Raw records

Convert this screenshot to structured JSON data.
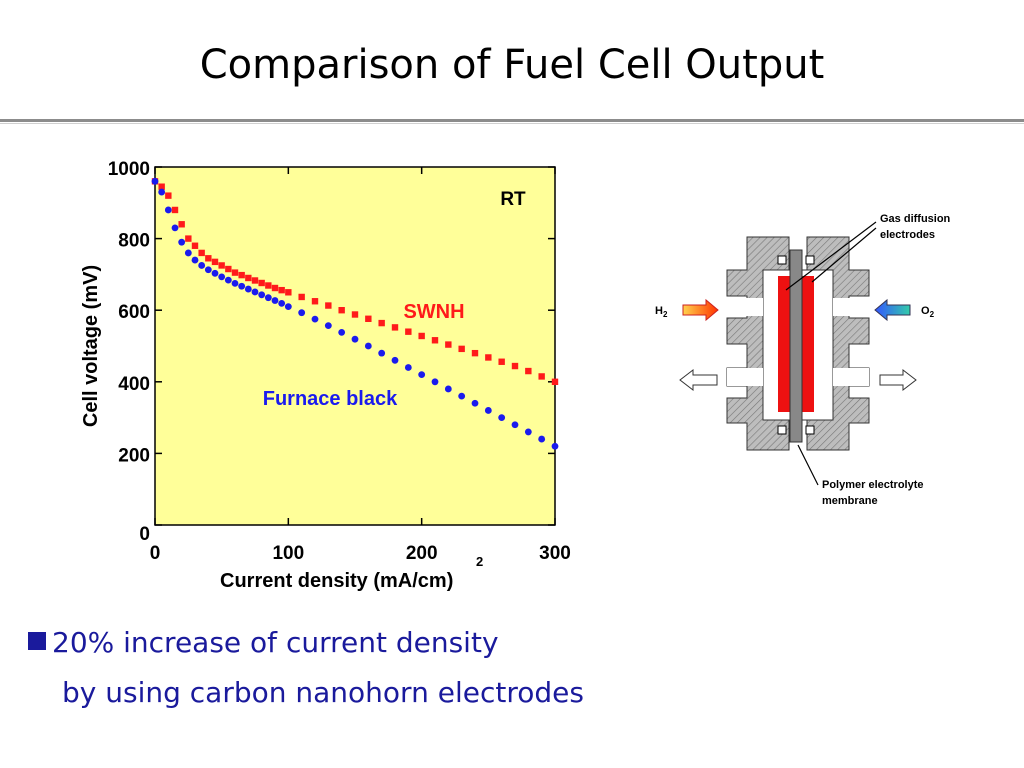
{
  "slide": {
    "title": "Comparison of Fuel Cell Output",
    "bullet_line1": "20% increase of current density",
    "bullet_line2": "by using carbon nanohorn electrodes"
  },
  "colors": {
    "plot_bg": "#ffff99",
    "swnh": "#ff1a1a",
    "furnace": "#1a1aee",
    "bullet_text": "#1a1a9c"
  },
  "chart_data": {
    "type": "scatter",
    "xlabel": "Current density (mA/cm",
    "xlabel_sup": "2",
    "xlabel_close": ")",
    "ylabel": "Cell voltage (mV)",
    "xlim": [
      0,
      300
    ],
    "ylim": [
      0,
      1000
    ],
    "xticks": [
      0,
      100,
      200,
      300
    ],
    "yticks": [
      0,
      200,
      400,
      600,
      800,
      1000
    ],
    "annotation": "RT",
    "grid": false,
    "series": [
      {
        "name": "SWNH",
        "color": "#ff1a1a",
        "marker": "square",
        "x": [
          0,
          5,
          10,
          15,
          20,
          25,
          30,
          35,
          40,
          45,
          50,
          55,
          60,
          65,
          70,
          75,
          80,
          85,
          90,
          95,
          100,
          110,
          120,
          130,
          140,
          150,
          160,
          170,
          180,
          190,
          200,
          210,
          220,
          230,
          240,
          250,
          260,
          270,
          280,
          290,
          300
        ],
        "y": [
          960,
          945,
          920,
          880,
          840,
          800,
          780,
          760,
          745,
          735,
          725,
          715,
          705,
          698,
          690,
          683,
          676,
          669,
          662,
          656,
          650,
          637,
          625,
          613,
          600,
          588,
          576,
          564,
          552,
          540,
          528,
          516,
          504,
          492,
          480,
          468,
          456,
          444,
          430,
          415,
          400
        ]
      },
      {
        "name": "Furnace black",
        "color": "#1a1aee",
        "marker": "circle",
        "x": [
          0,
          5,
          10,
          15,
          20,
          25,
          30,
          35,
          40,
          45,
          50,
          55,
          60,
          65,
          70,
          75,
          80,
          85,
          90,
          95,
          100,
          110,
          120,
          130,
          140,
          150,
          160,
          170,
          180,
          190,
          200,
          210,
          220,
          230,
          240,
          250,
          260,
          270,
          280,
          290,
          300
        ],
        "y": [
          960,
          930,
          880,
          830,
          790,
          760,
          740,
          725,
          713,
          703,
          693,
          684,
          675,
          667,
          659,
          651,
          643,
          635,
          627,
          619,
          610,
          593,
          575,
          557,
          538,
          519,
          500,
          480,
          460,
          440,
          420,
          400,
          380,
          360,
          340,
          320,
          300,
          280,
          260,
          240,
          220
        ]
      }
    ]
  },
  "diagram": {
    "label_gas": "Gas diffusion",
    "label_gas2": "electrodes",
    "label_membrane": "Polymer electrolyte",
    "label_membrane2": "membrane",
    "label_h": "H",
    "label_h_sub": "2",
    "label_o": "O",
    "label_o_sub": "2"
  }
}
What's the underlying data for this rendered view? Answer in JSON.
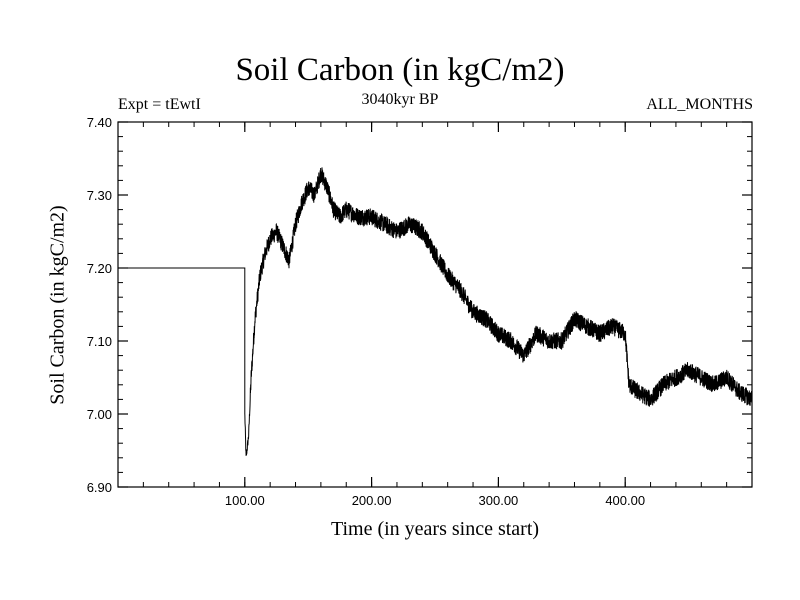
{
  "chart_data": {
    "type": "line",
    "title": "Soil Carbon (in kgC/m2)",
    "subtitle_left": "Expt = tEwtI",
    "subtitle_center": "3040kyr BP",
    "subtitle_right": "ALL_MONTHS",
    "xlabel": "Time (in years since start)",
    "ylabel": "Soil Carbon (in kgC/m2)",
    "xlim": [
      0,
      500
    ],
    "ylim": [
      6.9,
      7.4
    ],
    "xticks": [
      100,
      200,
      300,
      400
    ],
    "xtick_labels": [
      "100.00",
      "200.00",
      "300.00",
      "400.00"
    ],
    "yticks": [
      6.9,
      7.0,
      7.1,
      7.2,
      7.3,
      7.4
    ],
    "ytick_labels": [
      "6.90",
      "7.00",
      "7.10",
      "7.20",
      "7.30",
      "7.40"
    ],
    "grid": false,
    "line_color": "#000000",
    "series": [
      {
        "x": [
          0,
          100,
          100,
          101,
          103,
          105,
          108,
          112,
          116,
          120,
          125,
          130,
          135,
          140,
          145,
          150,
          155,
          160,
          165,
          170,
          175,
          180,
          190,
          200,
          210,
          220,
          230,
          240,
          250,
          260,
          270,
          280,
          290,
          300,
          310,
          320,
          330,
          340,
          350,
          360,
          370,
          380,
          390,
          400,
          403,
          410,
          420,
          430,
          440,
          450,
          460,
          470,
          480,
          490,
          500
        ],
        "y": [
          7.2,
          7.2,
          7.0,
          6.94,
          6.97,
          7.05,
          7.13,
          7.19,
          7.22,
          7.24,
          7.25,
          7.23,
          7.21,
          7.26,
          7.29,
          7.31,
          7.3,
          7.33,
          7.31,
          7.28,
          7.27,
          7.28,
          7.27,
          7.27,
          7.26,
          7.25,
          7.26,
          7.25,
          7.22,
          7.19,
          7.17,
          7.14,
          7.13,
          7.11,
          7.1,
          7.08,
          7.11,
          7.1,
          7.1,
          7.13,
          7.12,
          7.11,
          7.12,
          7.11,
          7.04,
          7.03,
          7.02,
          7.04,
          7.05,
          7.06,
          7.05,
          7.04,
          7.05,
          7.03,
          7.02
        ]
      }
    ]
  }
}
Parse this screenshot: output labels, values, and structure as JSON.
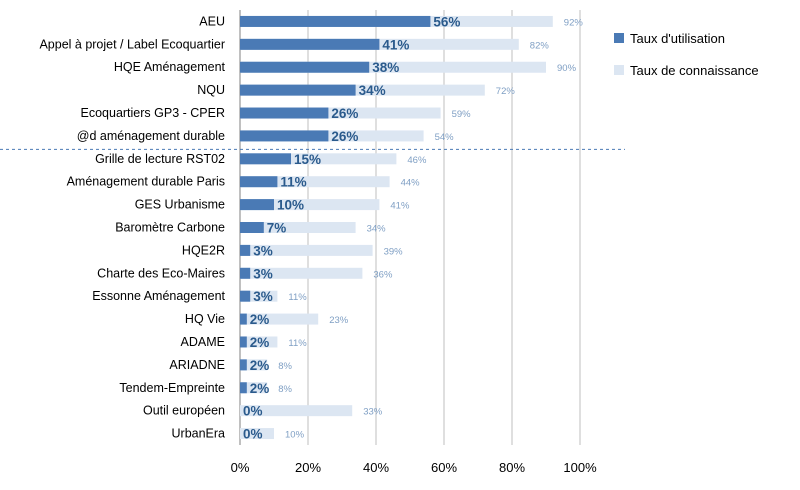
{
  "chart_data": {
    "type": "bar",
    "orientation": "horizontal",
    "categories": [
      "AEU",
      "Appel à projet / Label Ecoquartier",
      "HQE Aménagement",
      "NQU",
      "Ecoquartiers GP3 - CPER",
      "@d aménagement durable",
      "Grille de lecture RST02",
      "Aménagement durable Paris",
      "GES Urbanisme",
      "Baromètre Carbone",
      "HQE2R",
      "Charte des Eco-Maires",
      "Essonne Aménagement",
      "HQ Vie",
      "ADAME",
      "ARIADNE",
      "Tendem-Empreinte",
      "Outil européen",
      "UrbanEra"
    ],
    "series": [
      {
        "name": "Taux d'utilisation",
        "color": "#4a7ab5",
        "values": [
          56,
          41,
          38,
          34,
          26,
          26,
          15,
          11,
          10,
          7,
          3,
          3,
          3,
          2,
          2,
          2,
          2,
          0,
          0
        ],
        "labels": [
          "56%",
          "41%",
          "38%",
          "34%",
          "26%",
          "26%",
          "15%",
          "11%",
          "10%",
          "7%",
          "3%",
          "3%",
          "3%",
          "2%",
          "2%",
          "2%",
          "2%",
          "0%",
          "0%"
        ]
      },
      {
        "name": "Taux de connaissance",
        "color": "#dce6f2",
        "values": [
          92,
          82,
          90,
          72,
          59,
          54,
          46,
          44,
          41,
          34,
          39,
          36,
          11,
          23,
          11,
          8,
          8,
          33,
          10
        ],
        "labels": [
          "92%",
          "82%",
          "90%",
          "72%",
          "59%",
          "54%",
          "46%",
          "44%",
          "41%",
          "34%",
          "39%",
          "36%",
          "11%",
          "23%",
          "11%",
          "8%",
          "8%",
          "33%",
          "10%"
        ]
      }
    ],
    "xlim": [
      0,
      100
    ],
    "x_ticks": [
      "0%",
      "20%",
      "40%",
      "60%",
      "80%",
      "100%"
    ],
    "grid": true,
    "legend_position": "right",
    "separator_after_category_index": 5
  }
}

- **Your instructions**
Repeat every record above exactly, but leave out any pictures.

- **Response to this task**
Convert this screenshot to structured JSON data.
{
  "slide": {
    "title": "Comparison of Fuel Cell Output",
    "bullet_line1": "20% increase of current density",
    "bullet_line2": "by using carbon nanohorn electrodes"
  },
  "colors": {
    "plot_bg": "#ffff99",
    "swnh": "#ff1a1a",
    "furnace": "#1a1aee",
    "bullet_text": "#1a1a9c"
  },
  "chart_data": {
    "type": "scatter",
    "xlabel": "Current density (mA/cm",
    "xlabel_sup": "2",
    "xlabel_close": ")",
    "ylabel": "Cell voltage (mV)",
    "xlim": [
      0,
      300
    ],
    "ylim": [
      0,
      1000
    ],
    "xticks": [
      0,
      100,
      200,
      300
    ],
    "yticks": [
      0,
      200,
      400,
      600,
      800,
      1000
    ],
    "annotation": "RT",
    "grid": false,
    "series": [
      {
        "name": "SWNH",
        "color": "#ff1a1a",
        "marker": "square",
        "x": [
          0,
          5,
          10,
          15,
          20,
          25,
          30,
          35,
          40,
          45,
          50,
          55,
          60,
          65,
          70,
          75,
          80,
          85,
          90,
          95,
          100,
          110,
          120,
          130,
          140,
          150,
          160,
          170,
          180,
          190,
          200,
          210,
          220,
          230,
          240,
          250,
          260,
          270,
          280,
          290,
          300
        ],
        "y": [
          960,
          945,
          920,
          880,
          840,
          800,
          780,
          760,
          745,
          735,
          725,
          715,
          705,
          698,
          690,
          683,
          676,
          669,
          662,
          656,
          650,
          637,
          625,
          613,
          600,
          588,
          576,
          564,
          552,
          540,
          528,
          516,
          504,
          492,
          480,
          468,
          456,
          444,
          430,
          415,
          400
        ]
      },
      {
        "name": "Furnace black",
        "color": "#1a1aee",
        "marker": "circle",
        "x": [
          0,
          5,
          10,
          15,
          20,
          25,
          30,
          35,
          40,
          45,
          50,
          55,
          60,
          65,
          70,
          75,
          80,
          85,
          90,
          95,
          100,
          110,
          120,
          130,
          140,
          150,
          160,
          170,
          180,
          190,
          200,
          210,
          220,
          230,
          240,
          250,
          260,
          270,
          280,
          290,
          300
        ],
        "y": [
          960,
          930,
          880,
          830,
          790,
          760,
          740,
          725,
          713,
          703,
          693,
          684,
          675,
          667,
          659,
          651,
          643,
          635,
          627,
          619,
          610,
          593,
          575,
          557,
          538,
          519,
          500,
          480,
          460,
          440,
          420,
          400,
          380,
          360,
          340,
          320,
          300,
          280,
          260,
          240,
          220
        ]
      }
    ]
  },
  "diagram": {
    "label_gas": "Gas diffusion",
    "label_gas2": "electrodes",
    "label_membrane": "Polymer electrolyte",
    "label_membrane2": "membrane",
    "label_h": "H",
    "label_h_sub": "2",
    "label_o": "O",
    "label_o_sub": "2"
  }
}
What's the underlying data for this rendered view? Answer in JSON.
{
  "chart_data": {
    "type": "line",
    "title": "Soil Carbon (in kgC/m2)",
    "subtitle_left": "Expt = tEwtI",
    "subtitle_center": "3040kyr BP",
    "subtitle_right": "ALL_MONTHS",
    "xlabel": "Time (in years since start)",
    "ylabel": "Soil Carbon (in kgC/m2)",
    "xlim": [
      0,
      500
    ],
    "ylim": [
      6.9,
      7.4
    ],
    "xticks": [
      100,
      200,
      300,
      400
    ],
    "xtick_labels": [
      "100.00",
      "200.00",
      "300.00",
      "400.00"
    ],
    "yticks": [
      6.9,
      7.0,
      7.1,
      7.2,
      7.3,
      7.4
    ],
    "ytick_labels": [
      "6.90",
      "7.00",
      "7.10",
      "7.20",
      "7.30",
      "7.40"
    ],
    "grid": false,
    "line_color": "#000000",
    "series": [
      {
        "x": [
          0,
          100,
          100,
          101,
          103,
          105,
          108,
          112,
          116,
          120,
          125,
          130,
          135,
          140,
          145,
          150,
          155,
          160,
          165,
          170,
          175,
          180,
          190,
          200,
          210,
          220,
          230,
          240,
          250,
          260,
          270,
          280,
          290,
          300,
          310,
          320,
          330,
          340,
          350,
          360,
          370,
          380,
          390,
          400,
          403,
          410,
          420,
          430,
          440,
          450,
          460,
          470,
          480,
          490,
          500
        ],
        "y": [
          7.2,
          7.2,
          7.0,
          6.94,
          6.97,
          7.05,
          7.13,
          7.19,
          7.22,
          7.24,
          7.25,
          7.23,
          7.21,
          7.26,
          7.29,
          7.31,
          7.3,
          7.33,
          7.31,
          7.28,
          7.27,
          7.28,
          7.27,
          7.27,
          7.26,
          7.25,
          7.26,
          7.25,
          7.22,
          7.19,
          7.17,
          7.14,
          7.13,
          7.11,
          7.1,
          7.08,
          7.11,
          7.1,
          7.1,
          7.13,
          7.12,
          7.11,
          7.12,
          7.11,
          7.04,
          7.03,
          7.02,
          7.04,
          7.05,
          7.06,
          7.05,
          7.04,
          7.05,
          7.03,
          7.02
        ]
      }
    ]
  }
}
Parse this screenshot: output labels, values, and structure as JSON.
{
  "chart_data": {
    "type": "bar",
    "orientation": "horizontal",
    "categories": [
      "AEU",
      "Appel à projet / Label Ecoquartier",
      "HQE Aménagement",
      "NQU",
      "Ecoquartiers GP3 - CPER",
      "@d aménagement durable",
      "Grille de lecture RST02",
      "Aménagement durable Paris",
      "GES Urbanisme",
      "Baromètre Carbone",
      "HQE2R",
      "Charte des Eco-Maires",
      "Essonne Aménagement",
      "HQ Vie",
      "ADAME",
      "ARIADNE",
      "Tendem-Empreinte",
      "Outil européen",
      "UrbanEra"
    ],
    "series": [
      {
        "name": "Taux d'utilisation",
        "color": "#4a7ab5",
        "values": [
          56,
          41,
          38,
          34,
          26,
          26,
          15,
          11,
          10,
          7,
          3,
          3,
          3,
          2,
          2,
          2,
          2,
          0,
          0
        ],
        "labels": [
          "56%",
          "41%",
          "38%",
          "34%",
          "26%",
          "26%",
          "15%",
          "11%",
          "10%",
          "7%",
          "3%",
          "3%",
          "3%",
          "2%",
          "2%",
          "2%",
          "2%",
          "0%",
          "0%"
        ]
      },
      {
        "name": "Taux de connaissance",
        "color": "#dce6f2",
        "values": [
          92,
          82,
          90,
          72,
          59,
          54,
          46,
          44,
          41,
          34,
          39,
          36,
          11,
          23,
          11,
          8,
          8,
          33,
          10
        ],
        "labels": [
          "92%",
          "82%",
          "90%",
          "72%",
          "59%",
          "54%",
          "46%",
          "44%",
          "41%",
          "34%",
          "39%",
          "36%",
          "11%",
          "23%",
          "11%",
          "8%",
          "8%",
          "33%",
          "10%"
        ]
      }
    ],
    "xlim": [
      0,
      100
    ],
    "x_ticks": [
      "0%",
      "20%",
      "40%",
      "60%",
      "80%",
      "100%"
    ],
    "grid": true,
    "legend_position": "right",
    "separator_after_category_index": 5
  }
}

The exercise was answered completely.